Below is a block of records; repeat all of them exactly.

[Data items]
** Begin **
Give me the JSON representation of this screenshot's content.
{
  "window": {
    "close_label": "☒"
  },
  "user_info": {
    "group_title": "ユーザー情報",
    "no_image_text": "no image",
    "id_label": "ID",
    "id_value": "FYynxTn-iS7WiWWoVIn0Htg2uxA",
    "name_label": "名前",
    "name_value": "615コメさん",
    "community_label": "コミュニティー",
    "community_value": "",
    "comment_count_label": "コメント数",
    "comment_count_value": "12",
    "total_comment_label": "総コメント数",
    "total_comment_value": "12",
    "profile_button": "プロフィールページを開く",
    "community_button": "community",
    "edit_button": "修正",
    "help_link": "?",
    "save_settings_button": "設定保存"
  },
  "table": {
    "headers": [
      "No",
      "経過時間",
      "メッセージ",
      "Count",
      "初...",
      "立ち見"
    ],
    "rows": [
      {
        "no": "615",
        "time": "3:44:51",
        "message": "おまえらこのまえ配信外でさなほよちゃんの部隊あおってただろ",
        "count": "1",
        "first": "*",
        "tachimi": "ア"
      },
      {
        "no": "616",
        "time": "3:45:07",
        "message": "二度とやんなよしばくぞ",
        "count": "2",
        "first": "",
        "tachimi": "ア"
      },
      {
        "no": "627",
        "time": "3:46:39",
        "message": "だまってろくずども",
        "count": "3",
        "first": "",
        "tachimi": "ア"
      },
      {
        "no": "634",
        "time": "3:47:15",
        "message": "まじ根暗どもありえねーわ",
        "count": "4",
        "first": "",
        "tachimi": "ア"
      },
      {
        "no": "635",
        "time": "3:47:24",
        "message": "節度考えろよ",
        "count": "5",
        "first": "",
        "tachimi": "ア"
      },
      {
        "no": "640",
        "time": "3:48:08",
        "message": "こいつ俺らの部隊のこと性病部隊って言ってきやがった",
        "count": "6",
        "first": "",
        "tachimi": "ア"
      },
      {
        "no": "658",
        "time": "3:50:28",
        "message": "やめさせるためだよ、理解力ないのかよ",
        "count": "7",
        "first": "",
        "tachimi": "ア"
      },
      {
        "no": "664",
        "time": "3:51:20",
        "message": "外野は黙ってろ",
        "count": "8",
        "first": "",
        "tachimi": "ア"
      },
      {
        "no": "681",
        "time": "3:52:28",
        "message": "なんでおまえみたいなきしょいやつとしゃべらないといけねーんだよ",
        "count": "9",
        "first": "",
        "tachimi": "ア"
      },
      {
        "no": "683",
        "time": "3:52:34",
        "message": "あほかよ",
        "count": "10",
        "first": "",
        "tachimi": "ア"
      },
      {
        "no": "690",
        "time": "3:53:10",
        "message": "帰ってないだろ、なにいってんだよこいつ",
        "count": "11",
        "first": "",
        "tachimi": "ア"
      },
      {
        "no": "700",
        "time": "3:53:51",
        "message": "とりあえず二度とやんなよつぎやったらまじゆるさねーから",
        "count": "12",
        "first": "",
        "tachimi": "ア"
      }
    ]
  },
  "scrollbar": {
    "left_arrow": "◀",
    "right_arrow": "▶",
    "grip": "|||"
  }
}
** End **
**Written reply**
Give me the JSON representation of this screenshot's content.
{
  "window": {
    "close_label": "☒"
  },
  "user_info": {
    "group_title": "ユーザー情報",
    "no_image_text": "no image",
    "id_label": "ID",
    "id_value": "FYynxTn-iS7WiWWoVIn0Htg2uxA",
    "name_label": "名前",
    "name_value": "615コメさん",
    "community_label": "コミュニティー",
    "community_value": "",
    "comment_count_label": "コメント数",
    "comment_count_value": "12",
    "total_comment_label": "総コメント数",
    "total_comment_value": "12",
    "profile_button": "プロフィールページを開く",
    "community_button": "community",
    "edit_button": "修正",
    "help_link": "?",
    "save_settings_button": "設定保存"
  },
  "table": {
    "headers": [
      "No",
      "経過時間",
      "メッセージ",
      "Count",
      "初...",
      "立ち見"
    ],
    "rows": [
      {
        "no": "615",
        "time": "3:44:51",
        "message": "おまえらこのまえ配信外でさなほよちゃんの部隊あおってただろ",
        "count": "1",
        "first": "*",
        "tachimi": "ア"
      },
      {
        "no": "616",
        "time": "3:45:07",
        "message": "二度とやんなよしばくぞ",
        "count": "2",
        "first": "",
        "tachimi": "ア"
      },
      {
        "no": "627",
        "time": "3:46:39",
        "message": "だまってろくずども",
        "count": "3",
        "first": "",
        "tachimi": "ア"
      },
      {
        "no": "634",
        "time": "3:47:15",
        "message": "まじ根暗どもありえねーわ",
        "count": "4",
        "first": "",
        "tachimi": "ア"
      },
      {
        "no": "635",
        "time": "3:47:24",
        "message": "節度考えろよ",
        "count": "5",
        "first": "",
        "tachimi": "ア"
      },
      {
        "no": "640",
        "time": "3:48:08",
        "message": "こいつ俺らの部隊のこと性病部隊って言ってきやがった",
        "count": "6",
        "first": "",
        "tachimi": "ア"
      },
      {
        "no": "658",
        "time": "3:50:28",
        "message": "やめさせるためだよ、理解力ないのかよ",
        "count": "7",
        "first": "",
        "tachimi": "ア"
      },
      {
        "no": "664",
        "time": "3:51:20",
        "message": "外野は黙ってろ",
        "count": "8",
        "first": "",
        "tachimi": "ア"
      },
      {
        "no": "681",
        "time": "3:52:28",
        "message": "なんでおまえみたいなきしょいやつとしゃべらないといけねーんだよ",
        "count": "9",
        "first": "",
        "tachimi": "ア"
      },
      {
        "no": "683",
        "time": "3:52:34",
        "message": "あほかよ",
        "count": "10",
        "first": "",
        "tachimi": "ア"
      },
      {
        "no": "690",
        "time": "3:53:10",
        "message": "帰ってないだろ、なにいってんだよこいつ",
        "count": "11",
        "first": "",
        "tachimi": "ア"
      },
      {
        "no": "700",
        "time": "3:53:51",
        "message": "とりあえず二度とやんなよつぎやったらまじゆるさねーから",
        "count": "12",
        "first": "",
        "tachimi": "ア"
      }
    ]
  },
  "scrollbar": {
    "left_arrow": "◀",
    "right_arrow": "▶",
    "grip": "|||"
  }
}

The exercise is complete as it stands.